* **RECORDS FOR THIS TASK**:
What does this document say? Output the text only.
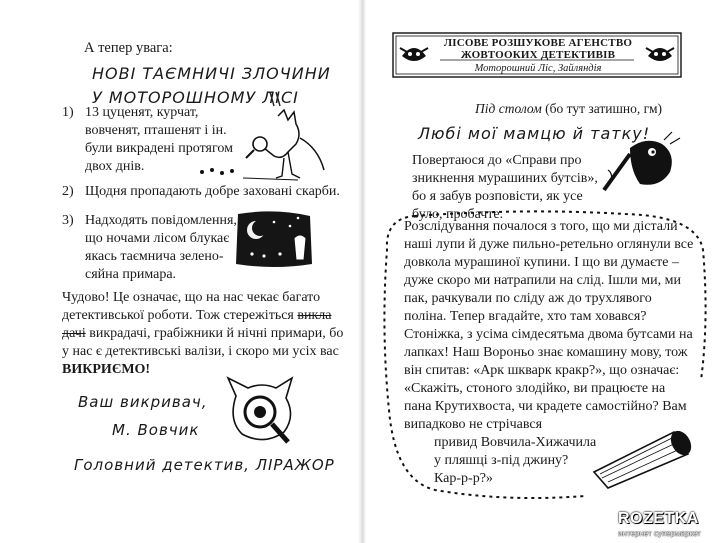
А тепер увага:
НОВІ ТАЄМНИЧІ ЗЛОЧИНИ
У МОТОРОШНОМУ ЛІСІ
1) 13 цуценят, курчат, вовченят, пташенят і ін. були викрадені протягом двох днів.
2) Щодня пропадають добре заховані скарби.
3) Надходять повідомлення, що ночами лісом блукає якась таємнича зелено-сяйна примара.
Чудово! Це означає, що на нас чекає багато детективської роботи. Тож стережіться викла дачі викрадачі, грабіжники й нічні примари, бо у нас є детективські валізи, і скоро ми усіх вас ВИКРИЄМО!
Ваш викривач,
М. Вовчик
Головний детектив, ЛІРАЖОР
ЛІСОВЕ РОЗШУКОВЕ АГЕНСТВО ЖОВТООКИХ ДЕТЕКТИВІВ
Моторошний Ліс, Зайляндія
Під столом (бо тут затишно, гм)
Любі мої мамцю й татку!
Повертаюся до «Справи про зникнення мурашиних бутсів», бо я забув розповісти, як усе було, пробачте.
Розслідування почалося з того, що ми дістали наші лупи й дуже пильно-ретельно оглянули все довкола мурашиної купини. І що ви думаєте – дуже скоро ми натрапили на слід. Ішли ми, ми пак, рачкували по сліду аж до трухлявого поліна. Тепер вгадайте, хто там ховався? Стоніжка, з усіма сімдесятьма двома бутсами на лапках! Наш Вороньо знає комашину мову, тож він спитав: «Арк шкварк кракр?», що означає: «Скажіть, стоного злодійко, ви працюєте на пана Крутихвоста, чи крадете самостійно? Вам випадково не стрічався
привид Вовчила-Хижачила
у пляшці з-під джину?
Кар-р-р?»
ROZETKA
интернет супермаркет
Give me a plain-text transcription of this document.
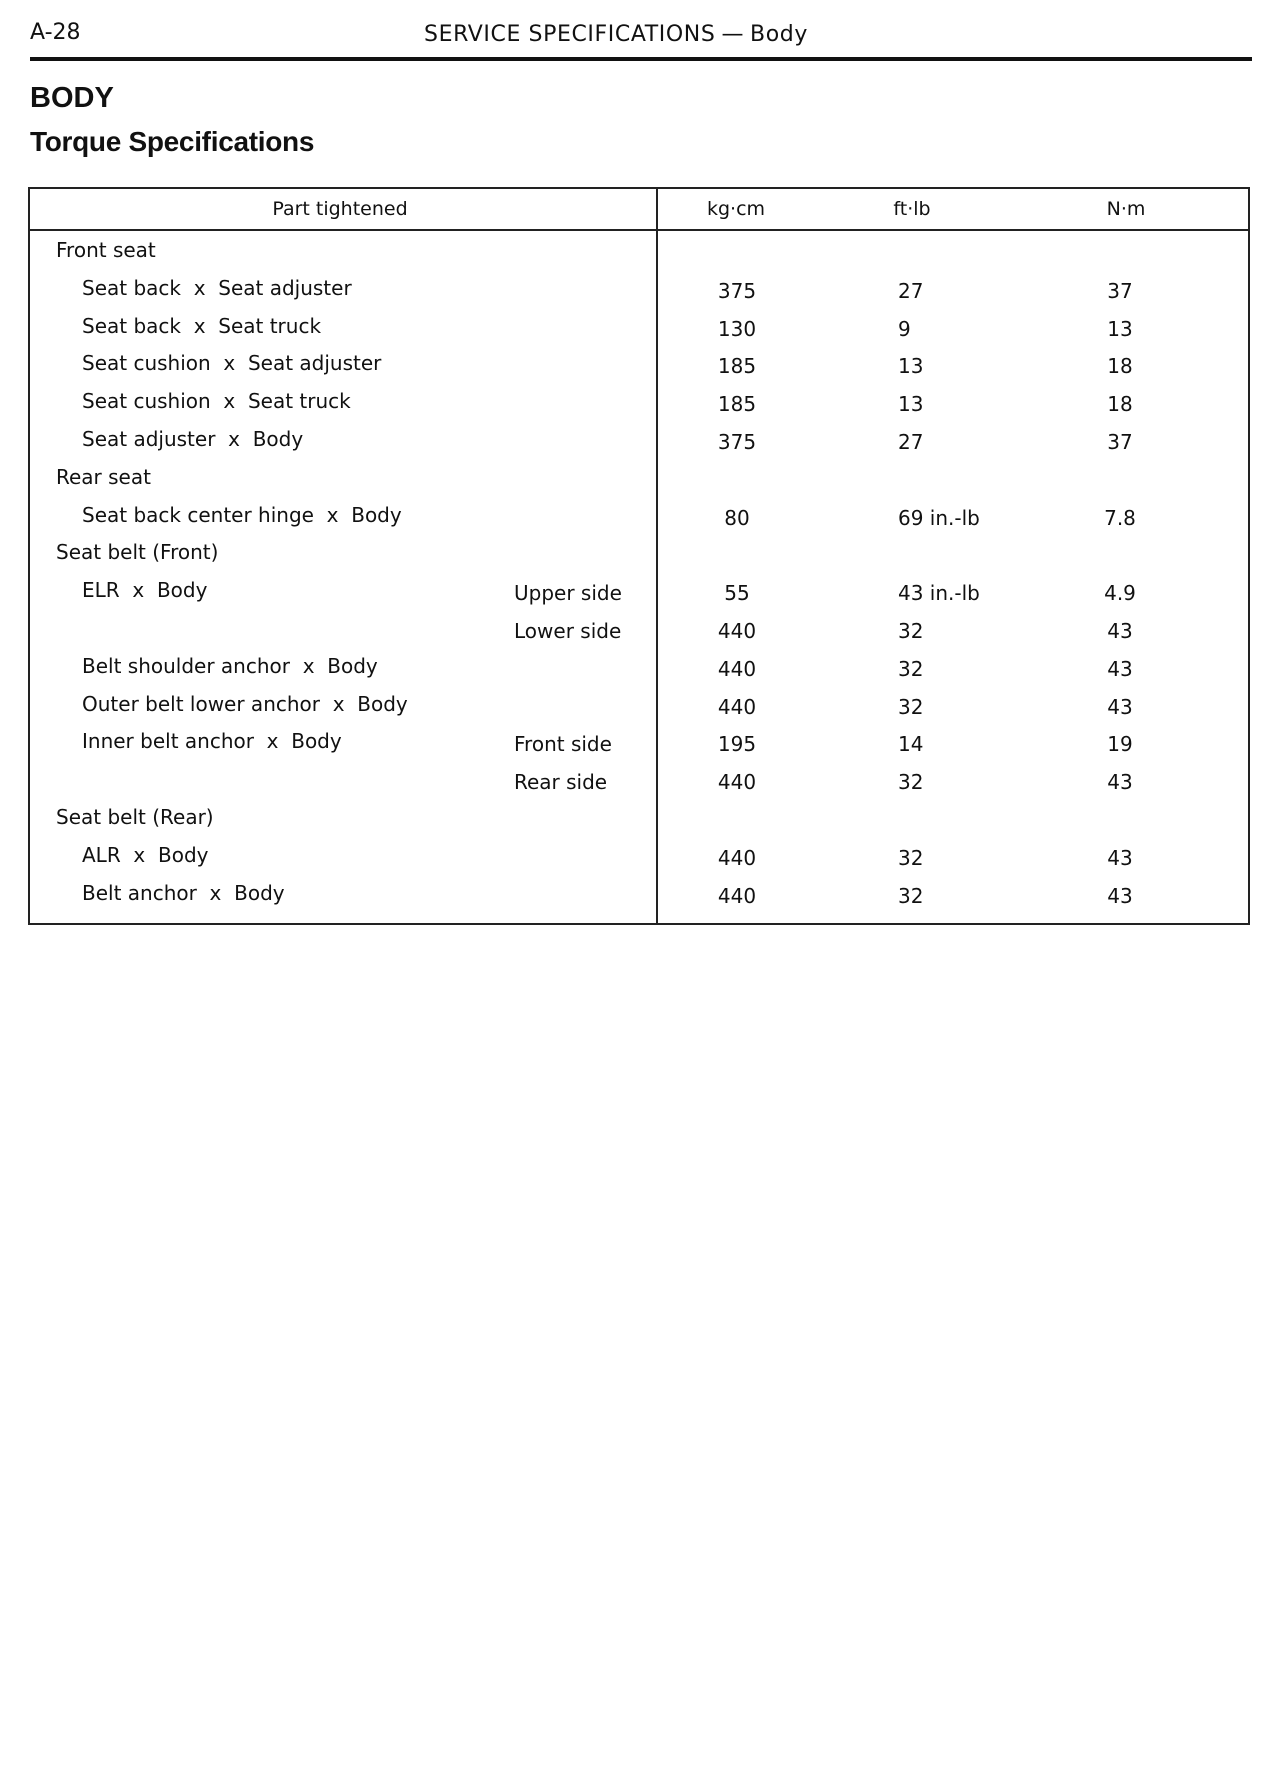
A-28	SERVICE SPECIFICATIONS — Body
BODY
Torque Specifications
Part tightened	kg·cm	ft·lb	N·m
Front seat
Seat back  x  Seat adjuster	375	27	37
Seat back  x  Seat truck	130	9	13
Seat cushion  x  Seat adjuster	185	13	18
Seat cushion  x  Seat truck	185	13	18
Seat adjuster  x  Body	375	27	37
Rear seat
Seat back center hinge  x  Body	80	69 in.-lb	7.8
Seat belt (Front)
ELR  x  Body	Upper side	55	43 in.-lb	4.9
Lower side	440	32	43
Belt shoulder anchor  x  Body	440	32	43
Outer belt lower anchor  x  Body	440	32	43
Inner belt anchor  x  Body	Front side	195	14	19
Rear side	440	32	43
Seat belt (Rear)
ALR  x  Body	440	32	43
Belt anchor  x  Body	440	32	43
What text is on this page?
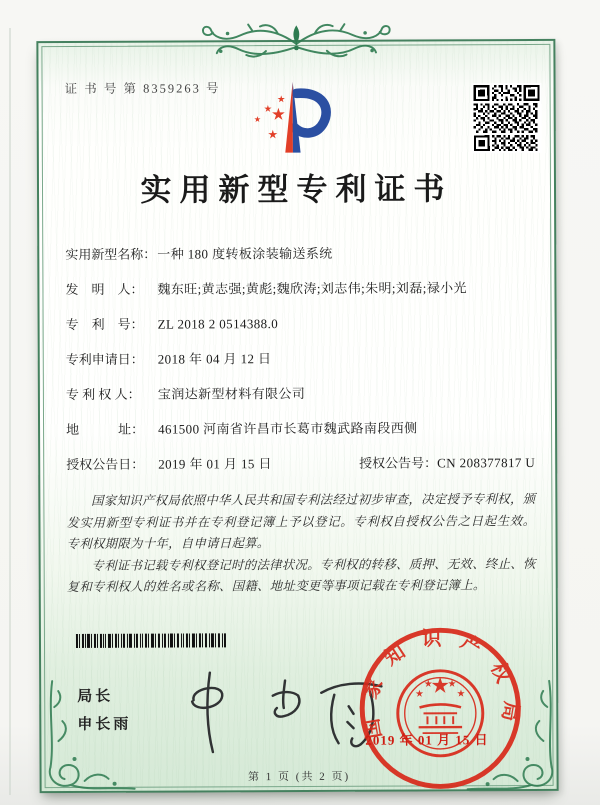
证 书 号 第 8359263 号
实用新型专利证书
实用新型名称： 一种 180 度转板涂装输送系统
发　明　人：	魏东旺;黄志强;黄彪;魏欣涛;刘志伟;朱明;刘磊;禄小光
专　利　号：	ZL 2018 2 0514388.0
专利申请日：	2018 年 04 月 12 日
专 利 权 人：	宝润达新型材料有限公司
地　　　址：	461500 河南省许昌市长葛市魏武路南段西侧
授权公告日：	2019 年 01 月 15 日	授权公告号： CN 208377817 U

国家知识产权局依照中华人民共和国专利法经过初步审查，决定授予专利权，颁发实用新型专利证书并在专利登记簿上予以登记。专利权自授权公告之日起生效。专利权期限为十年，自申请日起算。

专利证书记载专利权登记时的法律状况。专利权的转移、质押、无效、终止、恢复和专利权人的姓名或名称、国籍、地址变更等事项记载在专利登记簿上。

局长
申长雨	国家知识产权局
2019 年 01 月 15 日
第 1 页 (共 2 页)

* **PROBLEM DESCRIPTION**: Pick out the lines above containing the word "back", then copy them.

* **EXERCISE OUTPUT**:
Seat back  x  Seat adjuster	375	27	37
Seat back  x  Seat truck	130	9	13
Seat back center hinge  x  Body	80	69 in.-lb	7.8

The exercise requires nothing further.